**Problem description:** Only lines with the word "заместитель" are needed; collect each of them from the listing below.
+ + + + + + +
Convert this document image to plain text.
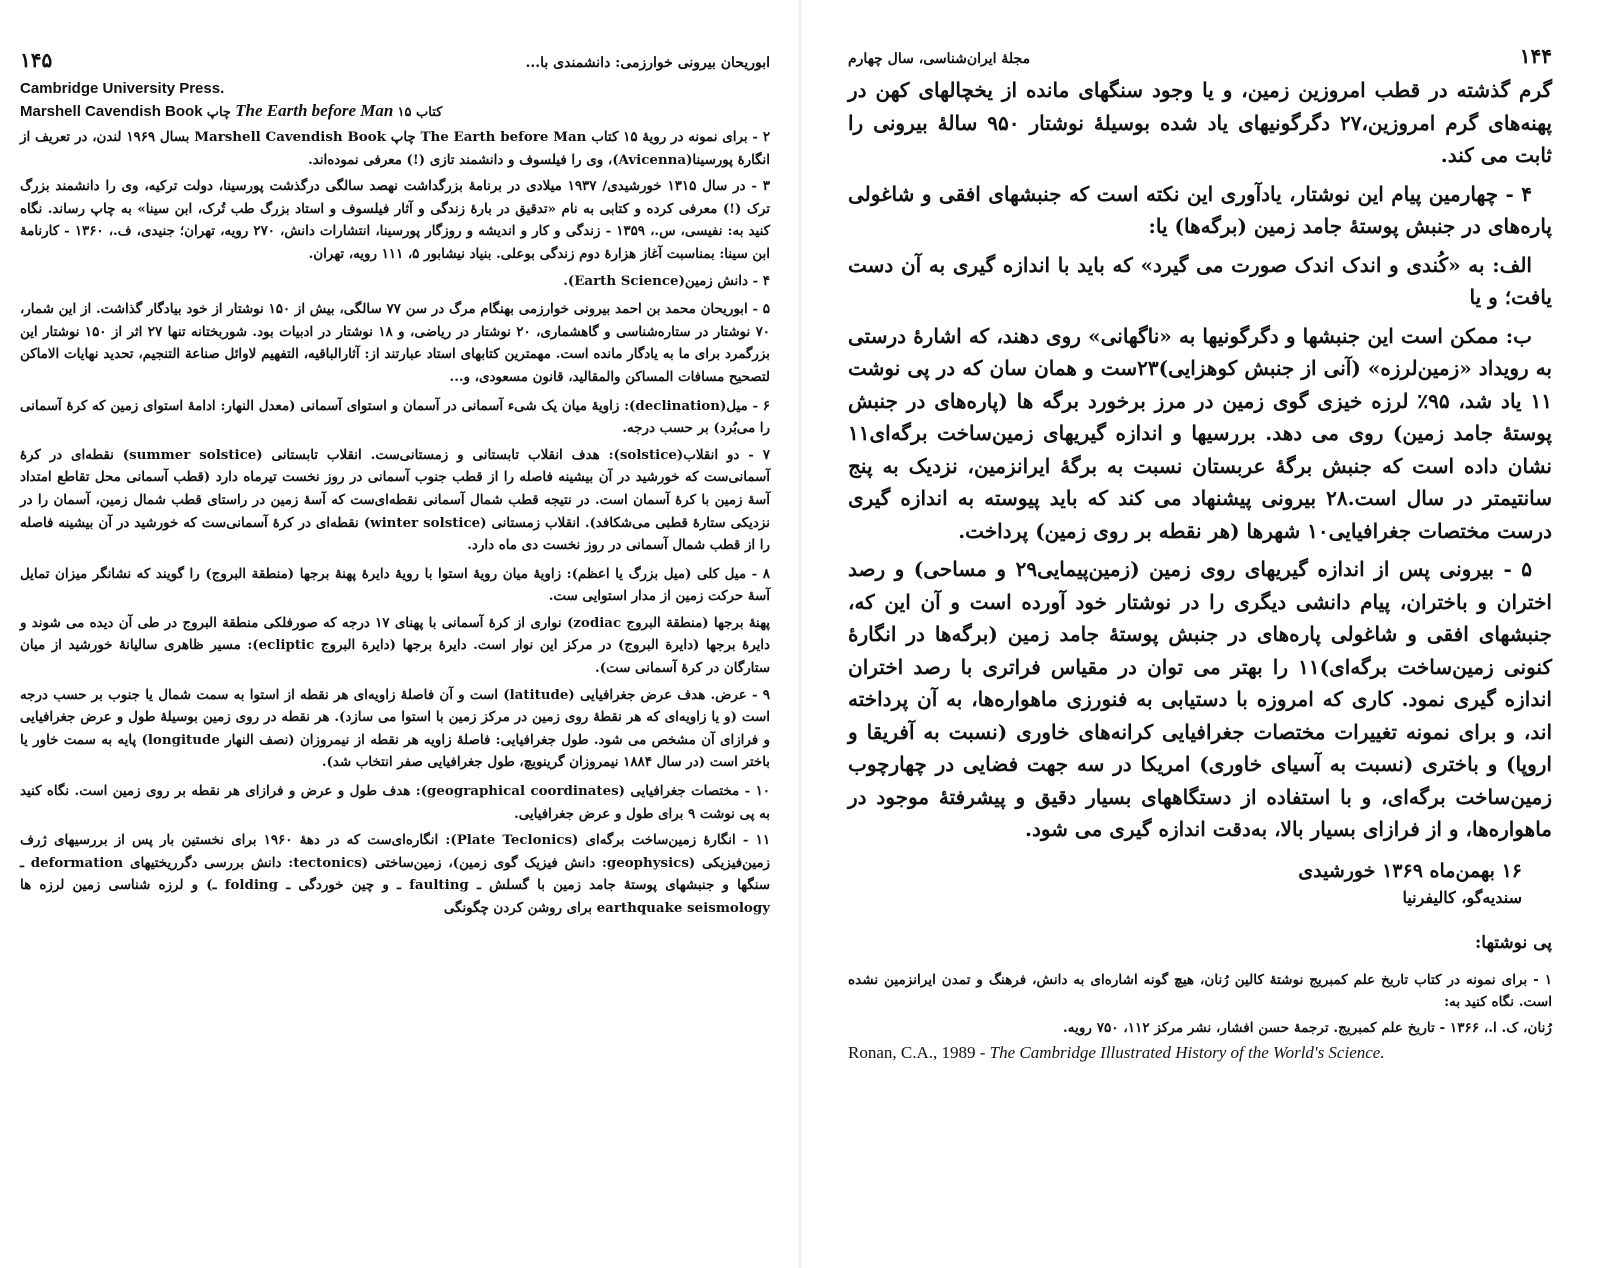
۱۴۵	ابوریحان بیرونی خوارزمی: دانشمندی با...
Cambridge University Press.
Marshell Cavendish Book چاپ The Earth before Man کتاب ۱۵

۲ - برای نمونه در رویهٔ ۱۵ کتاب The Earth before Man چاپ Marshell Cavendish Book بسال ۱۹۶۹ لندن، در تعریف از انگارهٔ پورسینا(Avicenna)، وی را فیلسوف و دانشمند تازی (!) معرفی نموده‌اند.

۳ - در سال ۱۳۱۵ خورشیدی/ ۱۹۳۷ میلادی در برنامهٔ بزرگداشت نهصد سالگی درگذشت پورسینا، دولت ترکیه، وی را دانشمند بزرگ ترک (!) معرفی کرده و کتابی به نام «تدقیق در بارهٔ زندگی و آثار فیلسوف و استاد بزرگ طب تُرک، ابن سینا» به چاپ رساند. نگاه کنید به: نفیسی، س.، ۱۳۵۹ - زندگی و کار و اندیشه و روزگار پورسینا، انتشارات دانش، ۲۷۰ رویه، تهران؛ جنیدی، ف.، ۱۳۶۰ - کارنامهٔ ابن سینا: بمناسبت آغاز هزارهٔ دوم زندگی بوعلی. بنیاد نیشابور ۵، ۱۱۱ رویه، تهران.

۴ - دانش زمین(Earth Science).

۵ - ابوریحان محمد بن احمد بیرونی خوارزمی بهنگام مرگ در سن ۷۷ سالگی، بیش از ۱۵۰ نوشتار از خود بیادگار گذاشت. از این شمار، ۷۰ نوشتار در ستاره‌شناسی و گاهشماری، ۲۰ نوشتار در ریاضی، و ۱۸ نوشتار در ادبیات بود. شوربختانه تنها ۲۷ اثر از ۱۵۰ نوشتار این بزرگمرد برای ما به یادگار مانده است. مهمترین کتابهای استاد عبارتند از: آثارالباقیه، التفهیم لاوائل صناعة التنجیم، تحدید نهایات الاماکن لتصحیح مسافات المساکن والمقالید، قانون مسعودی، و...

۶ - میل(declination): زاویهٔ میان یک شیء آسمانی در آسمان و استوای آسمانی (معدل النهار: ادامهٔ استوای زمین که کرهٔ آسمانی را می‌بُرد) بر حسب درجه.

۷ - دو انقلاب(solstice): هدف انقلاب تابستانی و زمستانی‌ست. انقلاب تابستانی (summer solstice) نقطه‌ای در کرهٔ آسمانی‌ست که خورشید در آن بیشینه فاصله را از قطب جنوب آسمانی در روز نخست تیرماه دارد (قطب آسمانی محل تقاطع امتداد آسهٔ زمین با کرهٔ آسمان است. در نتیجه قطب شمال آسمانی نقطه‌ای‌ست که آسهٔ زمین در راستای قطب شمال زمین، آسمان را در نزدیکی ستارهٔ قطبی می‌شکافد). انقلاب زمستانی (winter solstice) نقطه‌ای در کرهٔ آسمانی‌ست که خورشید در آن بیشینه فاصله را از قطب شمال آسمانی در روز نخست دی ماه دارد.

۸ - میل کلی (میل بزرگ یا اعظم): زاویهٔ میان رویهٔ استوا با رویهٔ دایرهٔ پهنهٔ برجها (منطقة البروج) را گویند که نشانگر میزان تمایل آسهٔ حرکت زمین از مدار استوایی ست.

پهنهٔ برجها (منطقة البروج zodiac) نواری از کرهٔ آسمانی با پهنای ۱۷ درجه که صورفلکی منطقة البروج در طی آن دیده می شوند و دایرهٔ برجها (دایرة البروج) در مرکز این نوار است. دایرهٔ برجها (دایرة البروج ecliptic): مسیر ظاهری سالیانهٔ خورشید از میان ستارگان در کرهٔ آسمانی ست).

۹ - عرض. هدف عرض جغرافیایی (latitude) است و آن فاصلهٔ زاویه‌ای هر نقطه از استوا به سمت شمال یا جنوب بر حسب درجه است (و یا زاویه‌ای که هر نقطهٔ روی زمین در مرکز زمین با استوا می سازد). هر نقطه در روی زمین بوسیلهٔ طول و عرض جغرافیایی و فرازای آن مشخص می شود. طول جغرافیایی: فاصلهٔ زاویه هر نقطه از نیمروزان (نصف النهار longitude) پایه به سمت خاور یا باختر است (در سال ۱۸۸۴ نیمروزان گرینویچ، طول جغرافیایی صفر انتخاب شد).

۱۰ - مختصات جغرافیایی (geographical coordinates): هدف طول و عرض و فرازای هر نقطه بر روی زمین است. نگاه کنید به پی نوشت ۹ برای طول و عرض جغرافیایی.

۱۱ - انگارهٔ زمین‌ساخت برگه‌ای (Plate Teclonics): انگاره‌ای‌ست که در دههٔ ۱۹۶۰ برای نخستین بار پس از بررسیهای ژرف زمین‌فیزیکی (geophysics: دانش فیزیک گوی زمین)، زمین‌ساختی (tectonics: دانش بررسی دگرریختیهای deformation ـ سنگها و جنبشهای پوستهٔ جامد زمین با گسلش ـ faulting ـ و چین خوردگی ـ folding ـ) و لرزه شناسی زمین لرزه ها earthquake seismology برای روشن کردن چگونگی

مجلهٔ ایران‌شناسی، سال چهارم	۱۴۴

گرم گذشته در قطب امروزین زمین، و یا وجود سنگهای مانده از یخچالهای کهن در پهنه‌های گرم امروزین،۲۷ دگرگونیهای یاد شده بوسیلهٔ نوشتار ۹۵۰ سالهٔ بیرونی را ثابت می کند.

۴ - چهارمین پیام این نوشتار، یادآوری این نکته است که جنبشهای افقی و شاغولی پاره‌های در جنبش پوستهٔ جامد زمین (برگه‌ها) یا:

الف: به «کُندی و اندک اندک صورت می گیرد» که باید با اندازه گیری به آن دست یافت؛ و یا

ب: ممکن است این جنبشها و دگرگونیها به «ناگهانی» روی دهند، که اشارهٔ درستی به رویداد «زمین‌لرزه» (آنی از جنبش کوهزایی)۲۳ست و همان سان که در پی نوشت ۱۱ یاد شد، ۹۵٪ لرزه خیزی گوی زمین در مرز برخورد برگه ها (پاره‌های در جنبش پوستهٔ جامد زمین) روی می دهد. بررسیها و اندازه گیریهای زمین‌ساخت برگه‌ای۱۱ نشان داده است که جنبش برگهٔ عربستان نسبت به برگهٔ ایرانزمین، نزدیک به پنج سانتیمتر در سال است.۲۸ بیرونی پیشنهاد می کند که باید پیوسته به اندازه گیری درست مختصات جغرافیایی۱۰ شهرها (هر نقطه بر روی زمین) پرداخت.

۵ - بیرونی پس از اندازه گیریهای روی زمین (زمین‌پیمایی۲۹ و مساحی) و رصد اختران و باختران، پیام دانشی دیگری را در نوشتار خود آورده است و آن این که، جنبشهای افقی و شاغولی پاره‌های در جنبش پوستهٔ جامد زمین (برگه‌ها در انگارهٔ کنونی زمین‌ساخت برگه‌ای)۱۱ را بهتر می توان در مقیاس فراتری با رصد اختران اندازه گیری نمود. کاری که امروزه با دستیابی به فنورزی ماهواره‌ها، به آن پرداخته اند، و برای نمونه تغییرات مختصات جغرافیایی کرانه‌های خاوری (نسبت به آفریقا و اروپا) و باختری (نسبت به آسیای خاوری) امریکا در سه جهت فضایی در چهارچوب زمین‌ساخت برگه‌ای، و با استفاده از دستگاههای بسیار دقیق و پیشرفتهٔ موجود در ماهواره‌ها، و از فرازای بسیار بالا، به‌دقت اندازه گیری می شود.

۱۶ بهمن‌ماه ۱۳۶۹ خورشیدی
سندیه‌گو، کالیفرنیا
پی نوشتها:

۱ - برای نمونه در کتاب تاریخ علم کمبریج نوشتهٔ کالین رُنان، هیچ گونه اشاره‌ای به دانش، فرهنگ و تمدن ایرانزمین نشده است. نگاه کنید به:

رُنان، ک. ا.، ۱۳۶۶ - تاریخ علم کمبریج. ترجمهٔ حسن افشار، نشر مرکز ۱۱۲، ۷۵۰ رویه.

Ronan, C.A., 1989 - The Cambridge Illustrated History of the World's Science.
+ + + + + + +
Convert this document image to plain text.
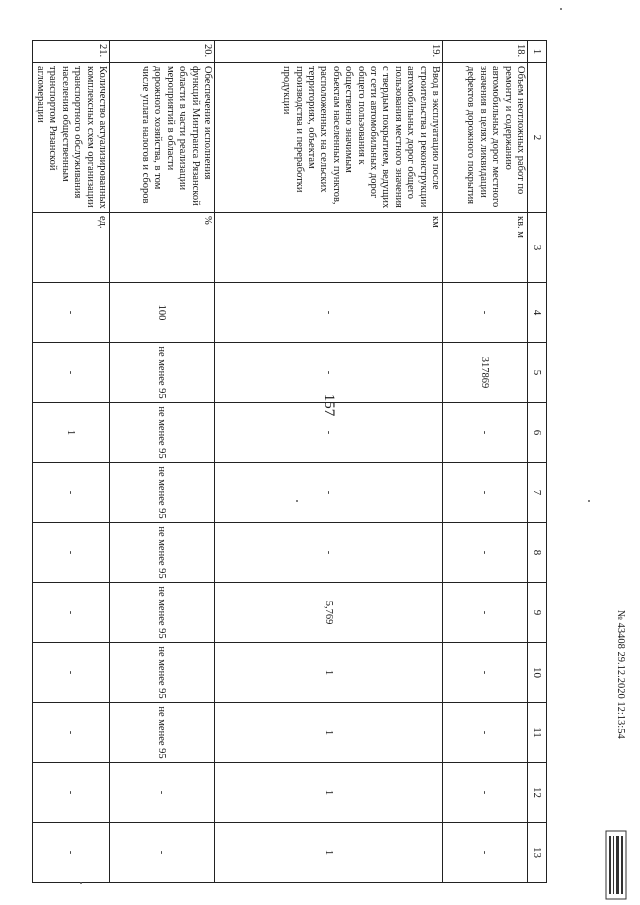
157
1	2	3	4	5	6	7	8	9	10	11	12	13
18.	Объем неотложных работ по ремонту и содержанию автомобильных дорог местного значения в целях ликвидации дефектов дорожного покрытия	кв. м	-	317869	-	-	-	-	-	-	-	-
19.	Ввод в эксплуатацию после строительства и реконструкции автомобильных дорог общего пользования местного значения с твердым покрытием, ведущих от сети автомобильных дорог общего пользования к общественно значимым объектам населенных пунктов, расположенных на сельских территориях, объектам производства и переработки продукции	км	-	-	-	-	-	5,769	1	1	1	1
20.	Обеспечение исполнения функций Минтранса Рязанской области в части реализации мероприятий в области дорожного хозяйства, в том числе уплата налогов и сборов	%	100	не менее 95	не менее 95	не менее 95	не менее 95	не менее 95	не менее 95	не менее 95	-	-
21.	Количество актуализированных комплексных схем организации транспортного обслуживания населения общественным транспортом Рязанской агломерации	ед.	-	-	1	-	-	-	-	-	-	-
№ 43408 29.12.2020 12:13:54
+ + + + + + +
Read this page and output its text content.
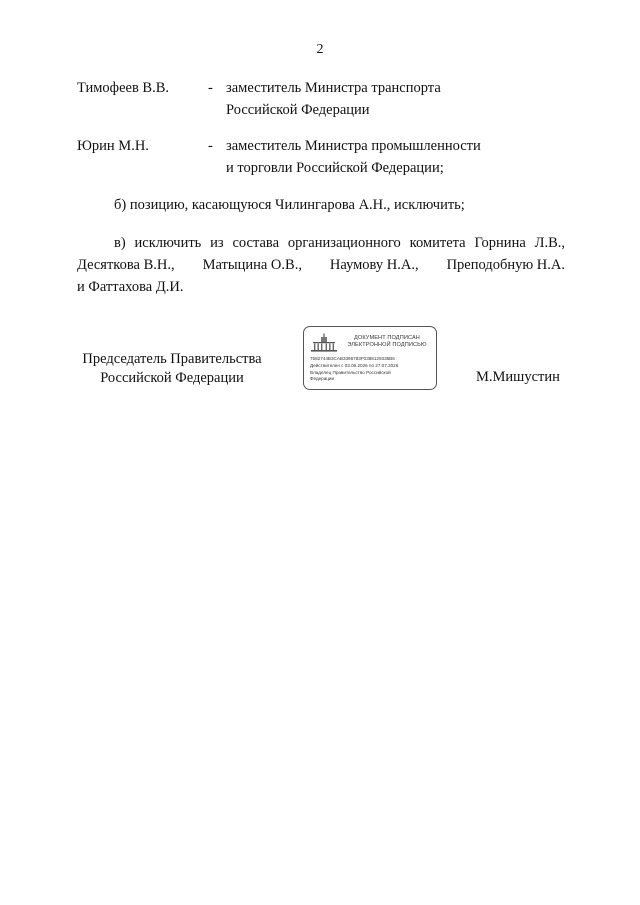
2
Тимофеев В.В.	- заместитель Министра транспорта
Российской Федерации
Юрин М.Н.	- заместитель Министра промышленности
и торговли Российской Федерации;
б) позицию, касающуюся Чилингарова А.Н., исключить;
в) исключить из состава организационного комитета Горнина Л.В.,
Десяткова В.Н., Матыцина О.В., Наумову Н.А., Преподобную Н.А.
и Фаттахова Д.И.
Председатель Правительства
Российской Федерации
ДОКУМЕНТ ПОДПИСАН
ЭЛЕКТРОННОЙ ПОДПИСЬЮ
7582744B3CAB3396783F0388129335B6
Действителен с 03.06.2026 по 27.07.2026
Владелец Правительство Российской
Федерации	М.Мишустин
+ + + + + + +
**Response to this task:**
Тимофеев В.В.	- заместитель Министра транспорта
Юрин М.Н.	- заместитель Министра промышленности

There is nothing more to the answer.